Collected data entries
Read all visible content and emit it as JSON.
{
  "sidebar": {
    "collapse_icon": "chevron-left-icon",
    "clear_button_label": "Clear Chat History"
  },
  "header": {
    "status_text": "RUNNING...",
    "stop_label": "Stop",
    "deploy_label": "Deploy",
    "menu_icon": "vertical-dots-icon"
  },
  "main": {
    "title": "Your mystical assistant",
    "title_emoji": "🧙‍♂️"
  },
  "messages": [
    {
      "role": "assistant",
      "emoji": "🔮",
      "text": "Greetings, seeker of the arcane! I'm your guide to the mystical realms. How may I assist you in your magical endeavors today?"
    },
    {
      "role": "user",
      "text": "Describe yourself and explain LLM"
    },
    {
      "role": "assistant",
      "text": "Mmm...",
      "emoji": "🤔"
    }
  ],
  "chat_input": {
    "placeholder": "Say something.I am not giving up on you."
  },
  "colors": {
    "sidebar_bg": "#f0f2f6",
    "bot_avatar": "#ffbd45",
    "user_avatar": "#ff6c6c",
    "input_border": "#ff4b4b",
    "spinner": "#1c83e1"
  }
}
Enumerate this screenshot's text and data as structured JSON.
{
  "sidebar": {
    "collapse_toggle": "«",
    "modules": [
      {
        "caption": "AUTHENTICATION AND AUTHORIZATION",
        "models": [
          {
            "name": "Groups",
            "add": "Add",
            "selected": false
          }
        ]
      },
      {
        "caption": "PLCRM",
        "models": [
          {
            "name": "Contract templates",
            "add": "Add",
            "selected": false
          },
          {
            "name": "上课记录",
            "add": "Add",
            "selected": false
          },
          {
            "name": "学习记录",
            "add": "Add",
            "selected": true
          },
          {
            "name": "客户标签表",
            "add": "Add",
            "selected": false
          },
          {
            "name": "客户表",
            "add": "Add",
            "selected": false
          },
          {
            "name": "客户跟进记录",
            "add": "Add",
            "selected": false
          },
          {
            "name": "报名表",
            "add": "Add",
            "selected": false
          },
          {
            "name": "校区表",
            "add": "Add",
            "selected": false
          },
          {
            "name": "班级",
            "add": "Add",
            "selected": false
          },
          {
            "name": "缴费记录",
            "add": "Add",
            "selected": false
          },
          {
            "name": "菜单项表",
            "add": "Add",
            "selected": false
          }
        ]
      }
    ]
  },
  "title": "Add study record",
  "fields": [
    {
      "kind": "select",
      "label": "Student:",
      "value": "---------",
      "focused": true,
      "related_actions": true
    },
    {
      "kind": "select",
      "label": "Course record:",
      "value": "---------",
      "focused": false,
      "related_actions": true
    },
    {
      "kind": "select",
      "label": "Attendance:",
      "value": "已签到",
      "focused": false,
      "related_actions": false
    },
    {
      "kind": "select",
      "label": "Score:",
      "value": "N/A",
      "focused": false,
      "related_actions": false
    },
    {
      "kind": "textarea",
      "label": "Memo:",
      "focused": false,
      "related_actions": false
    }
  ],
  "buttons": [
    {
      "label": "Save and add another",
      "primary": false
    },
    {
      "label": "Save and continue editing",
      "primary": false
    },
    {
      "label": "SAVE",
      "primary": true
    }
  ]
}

▸ DIRECTIONS FOR THIS TASK
Determine how many lines in the listing above hold the word "caption", answering with the number only.

▸ SOLUTION
2